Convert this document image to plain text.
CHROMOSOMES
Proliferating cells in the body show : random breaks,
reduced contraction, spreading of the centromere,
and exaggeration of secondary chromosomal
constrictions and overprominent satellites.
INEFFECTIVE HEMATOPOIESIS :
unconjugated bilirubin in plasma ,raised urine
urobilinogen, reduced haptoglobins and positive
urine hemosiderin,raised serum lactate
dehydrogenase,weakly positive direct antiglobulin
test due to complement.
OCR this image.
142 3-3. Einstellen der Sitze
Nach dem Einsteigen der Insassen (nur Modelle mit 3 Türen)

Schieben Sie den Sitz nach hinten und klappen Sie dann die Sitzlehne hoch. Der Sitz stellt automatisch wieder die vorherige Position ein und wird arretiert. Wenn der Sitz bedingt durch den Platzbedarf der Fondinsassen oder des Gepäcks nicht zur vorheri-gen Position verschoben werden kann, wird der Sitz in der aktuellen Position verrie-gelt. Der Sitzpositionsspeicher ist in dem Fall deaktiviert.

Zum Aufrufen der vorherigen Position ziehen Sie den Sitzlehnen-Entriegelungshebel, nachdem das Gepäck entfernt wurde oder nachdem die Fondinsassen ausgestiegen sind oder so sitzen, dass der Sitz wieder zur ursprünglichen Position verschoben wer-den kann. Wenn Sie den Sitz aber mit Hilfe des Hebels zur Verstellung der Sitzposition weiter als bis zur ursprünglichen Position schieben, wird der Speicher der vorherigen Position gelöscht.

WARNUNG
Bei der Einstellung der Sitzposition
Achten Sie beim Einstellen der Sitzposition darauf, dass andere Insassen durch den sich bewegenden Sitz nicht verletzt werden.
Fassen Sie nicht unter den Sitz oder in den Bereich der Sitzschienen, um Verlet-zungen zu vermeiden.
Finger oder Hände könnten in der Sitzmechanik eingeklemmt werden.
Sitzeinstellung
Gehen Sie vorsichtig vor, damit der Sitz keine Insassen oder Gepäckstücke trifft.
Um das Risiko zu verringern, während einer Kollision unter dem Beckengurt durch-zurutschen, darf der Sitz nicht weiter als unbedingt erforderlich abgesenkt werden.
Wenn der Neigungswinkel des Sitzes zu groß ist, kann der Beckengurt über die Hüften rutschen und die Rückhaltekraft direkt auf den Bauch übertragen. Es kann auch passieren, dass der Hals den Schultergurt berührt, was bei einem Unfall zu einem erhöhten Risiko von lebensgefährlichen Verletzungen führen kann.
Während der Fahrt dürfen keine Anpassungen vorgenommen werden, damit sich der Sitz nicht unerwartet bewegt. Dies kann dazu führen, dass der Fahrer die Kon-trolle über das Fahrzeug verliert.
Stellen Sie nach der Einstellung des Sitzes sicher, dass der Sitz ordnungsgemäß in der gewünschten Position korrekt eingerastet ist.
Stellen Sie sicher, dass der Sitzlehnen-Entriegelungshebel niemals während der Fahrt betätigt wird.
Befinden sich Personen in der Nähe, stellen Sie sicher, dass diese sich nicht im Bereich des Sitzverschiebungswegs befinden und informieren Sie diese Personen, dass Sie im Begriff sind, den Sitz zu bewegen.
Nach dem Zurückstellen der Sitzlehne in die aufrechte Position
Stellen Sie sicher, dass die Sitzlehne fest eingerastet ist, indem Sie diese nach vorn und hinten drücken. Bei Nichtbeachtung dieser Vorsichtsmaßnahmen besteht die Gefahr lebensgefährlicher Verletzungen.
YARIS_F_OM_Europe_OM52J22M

§ TASK OBJECTIVE
Return all of the entries exactly as written.

§ EXPECTED ANSWER
Convert this document image to plain text.
CHROMOSOMES
Proliferating cells in the body show : random breaks,
reduced contraction, spreading of the centromere,
and exaggeration of secondary chromosomal
constrictions and overprominent satellites.
INEFFECTIVE HEMATOPOIESIS :
unconjugated bilirubin in plasma ,raised urine
urobilinogen, reduced haptoglobins and positive
urine hemosiderin,raised serum lactate
dehydrogenase,weakly positive direct antiglobulin
test due to complement.
OCR this image.
142 3-3. Einstellen der Sitze
Nach dem Einsteigen der Insassen (nur Modelle mit 3 Türen)

Schieben Sie den Sitz nach hinten und klappen Sie dann die Sitzlehne hoch. Der Sitz stellt automatisch wieder die vorherige Position ein und wird arretiert. Wenn der Sitz bedingt durch den Platzbedarf der Fondinsassen oder des Gepäcks nicht zur vorheri-gen Position verschoben werden kann, wird der Sitz in der aktuellen Position verrie-gelt. Der Sitzpositionsspeicher ist in dem Fall deaktiviert.

Zum Aufrufen der vorherigen Position ziehen Sie den Sitzlehnen-Entriegelungshebel, nachdem das Gepäck entfernt wurde oder nachdem die Fondinsassen ausgestiegen sind oder so sitzen, dass der Sitz wieder zur ursprünglichen Position verschoben wer-den kann. Wenn Sie den Sitz aber mit Hilfe des Hebels zur Verstellung der Sitzposition weiter als bis zur ursprünglichen Position schieben, wird der Speicher der vorherigen Position gelöscht.

WARNUNG
Bei der Einstellung der Sitzposition
Achten Sie beim Einstellen der Sitzposition darauf, dass andere Insassen durch den sich bewegenden Sitz nicht verletzt werden.
Fassen Sie nicht unter den Sitz oder in den Bereich der Sitzschienen, um Verlet-zungen zu vermeiden.
Finger oder Hände könnten in der Sitzmechanik eingeklemmt werden.
Sitzeinstellung
Gehen Sie vorsichtig vor, damit der Sitz keine Insassen oder Gepäckstücke trifft.
Um das Risiko zu verringern, während einer Kollision unter dem Beckengurt durch-zurutschen, darf der Sitz nicht weiter als unbedingt erforderlich abgesenkt werden.
Wenn der Neigungswinkel des Sitzes zu groß ist, kann der Beckengurt über die Hüften rutschen und die Rückhaltekraft direkt auf den Bauch übertragen. Es kann auch passieren, dass der Hals den Schultergurt berührt, was bei einem Unfall zu einem erhöhten Risiko von lebensgefährlichen Verletzungen führen kann.
Während der Fahrt dürfen keine Anpassungen vorgenommen werden, damit sich der Sitz nicht unerwartet bewegt. Dies kann dazu führen, dass der Fahrer die Kon-trolle über das Fahrzeug verliert.
Stellen Sie nach der Einstellung des Sitzes sicher, dass der Sitz ordnungsgemäß in der gewünschten Position korrekt eingerastet ist.
Stellen Sie sicher, dass der Sitzlehnen-Entriegelungshebel niemals während der Fahrt betätigt wird.
Befinden sich Personen in der Nähe, stellen Sie sicher, dass diese sich nicht im Bereich des Sitzverschiebungswegs befinden und informieren Sie diese Personen, dass Sie im Begriff sind, den Sitz zu bewegen.
Nach dem Zurückstellen der Sitzlehne in die aufrechte Position
Stellen Sie sicher, dass die Sitzlehne fest eingerastet ist, indem Sie diese nach vorn und hinten drücken. Bei Nichtbeachtung dieser Vorsichtsmaßnahmen besteht die Gefahr lebensgefährlicher Verletzungen.
YARIS_F_OM_Europe_OM52J22M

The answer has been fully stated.